Problem to work on: Retype the passage on awe word for word, starting at "But the science" and going up to and including "typical of awe.".

Читаем Born to Be Good: The Science of a Meaningful Life полностью

So I turned to images, on the supposition that awe may more uniformly be triggered by the visual modality. Small groups of undergraduates watched images of endlessly unfolding fractals on a forty-eight-inch screen for half an hour, on the assumption that this experience would lead to expansive, communal conversations afterward. When I looked in on the experiment from my lab’s control room (from which you can watch, via video feed, participants in rooms nearby), I saw my honors student running the study, clearly just back from Burning Man, with glitter speckling her cheekbones. Groups of what appeared to be electrical engineering and molecular and cell biology students sat, bemused, watching the fractals, deriving mathematical functions that would explain such organic forms. I swear I heard someone mumble, “Didn’t Timothy Leary get his PhD from Berkeley?” (He did.)

But the science of awe, notwithstanding these initial missteps, is inching forward. Let’s start with where William James started: The autonomic nervous system. In one study we asked people to describe physical sensations that accompanied different positive emotions, including awe. We found that goose bumps are fairly unique to awe.

Goose bumps—most typical of awe.

Goose bumps is the colloquial term for piloerection, the activation of minute muscles that surround hair follicles distributed throughout the body but in particular in the back of the neck and back. Piloerection is one action of the fight/flight, sympathetic autonomic nervous system. In our primate relatives—the great apes—piloerection is resorted to in adversarial encounters; primates piloerect to expand their size (with hair standing on end) to threaten and display physical dominance and power. In humans, piloerection shifted in its use, coming to occur regularly when we ourselves feel expanded beyond the boundaries of our skin, and feel connected to other group members. We feel goose bumps when listening to an elevating symphony, when chanting in common cause at a political rally, when hearing a brilliant, mind-expanding lecture, because our self is expanding beyond our physical boundaries to fold into a collective. Piloerection shifted from an association with adversarial defense to connection to the collective.

Structured page parsing data
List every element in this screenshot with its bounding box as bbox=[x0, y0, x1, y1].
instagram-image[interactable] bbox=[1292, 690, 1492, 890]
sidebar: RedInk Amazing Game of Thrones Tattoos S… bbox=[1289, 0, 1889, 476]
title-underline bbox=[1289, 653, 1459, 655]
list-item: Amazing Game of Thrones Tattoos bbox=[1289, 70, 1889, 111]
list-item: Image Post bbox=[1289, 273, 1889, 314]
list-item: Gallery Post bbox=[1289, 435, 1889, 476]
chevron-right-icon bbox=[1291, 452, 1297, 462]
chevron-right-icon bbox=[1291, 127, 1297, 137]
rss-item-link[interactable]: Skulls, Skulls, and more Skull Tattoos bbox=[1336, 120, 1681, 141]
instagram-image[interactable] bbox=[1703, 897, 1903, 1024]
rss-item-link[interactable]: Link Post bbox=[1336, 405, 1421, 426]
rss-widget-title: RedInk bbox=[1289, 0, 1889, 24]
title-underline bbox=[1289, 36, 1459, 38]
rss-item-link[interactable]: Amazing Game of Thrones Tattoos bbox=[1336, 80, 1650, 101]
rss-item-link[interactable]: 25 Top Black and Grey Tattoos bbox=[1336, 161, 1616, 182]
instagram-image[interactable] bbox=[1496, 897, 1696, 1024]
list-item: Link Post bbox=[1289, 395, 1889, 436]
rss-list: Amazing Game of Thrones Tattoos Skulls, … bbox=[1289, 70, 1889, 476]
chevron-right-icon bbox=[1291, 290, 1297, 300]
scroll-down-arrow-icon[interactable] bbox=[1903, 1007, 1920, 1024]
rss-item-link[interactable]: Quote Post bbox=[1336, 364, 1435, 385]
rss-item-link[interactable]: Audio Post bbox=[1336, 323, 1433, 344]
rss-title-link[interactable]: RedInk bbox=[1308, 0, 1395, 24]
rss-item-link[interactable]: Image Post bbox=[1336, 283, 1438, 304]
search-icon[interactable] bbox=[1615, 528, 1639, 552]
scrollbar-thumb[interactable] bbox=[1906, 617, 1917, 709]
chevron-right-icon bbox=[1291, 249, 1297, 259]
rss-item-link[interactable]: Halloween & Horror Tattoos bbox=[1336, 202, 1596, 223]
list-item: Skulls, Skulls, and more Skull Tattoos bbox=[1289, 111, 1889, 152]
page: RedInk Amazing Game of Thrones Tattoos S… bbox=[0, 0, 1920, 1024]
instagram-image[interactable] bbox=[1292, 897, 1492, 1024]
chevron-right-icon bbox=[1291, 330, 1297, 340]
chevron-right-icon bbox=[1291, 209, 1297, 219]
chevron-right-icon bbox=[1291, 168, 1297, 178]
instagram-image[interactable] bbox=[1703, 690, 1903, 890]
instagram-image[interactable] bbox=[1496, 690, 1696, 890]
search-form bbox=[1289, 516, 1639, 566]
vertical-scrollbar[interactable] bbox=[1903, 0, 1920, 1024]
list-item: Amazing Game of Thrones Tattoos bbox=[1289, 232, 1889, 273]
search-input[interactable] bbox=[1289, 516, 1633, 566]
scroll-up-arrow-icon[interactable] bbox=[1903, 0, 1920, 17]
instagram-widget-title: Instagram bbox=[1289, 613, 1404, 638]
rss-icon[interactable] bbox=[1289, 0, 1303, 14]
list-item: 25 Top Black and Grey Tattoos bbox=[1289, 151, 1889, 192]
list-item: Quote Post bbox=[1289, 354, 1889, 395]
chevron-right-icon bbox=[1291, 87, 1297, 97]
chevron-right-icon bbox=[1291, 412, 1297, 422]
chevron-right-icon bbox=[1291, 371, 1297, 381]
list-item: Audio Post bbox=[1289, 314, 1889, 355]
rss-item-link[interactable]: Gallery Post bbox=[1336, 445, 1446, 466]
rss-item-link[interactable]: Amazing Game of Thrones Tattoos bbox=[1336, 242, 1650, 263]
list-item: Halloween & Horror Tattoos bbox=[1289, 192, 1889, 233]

Reply:
But the science of awe, notwithstanding these initial missteps, is inching forward. Let’s start with where William James started: The autonomic nervous system. In one study we asked people to describe physical sensations that accompanied different positive emotions, including awe. We found that goose bumps are fairly unique to awe.

Goose bumps—most typical of awe.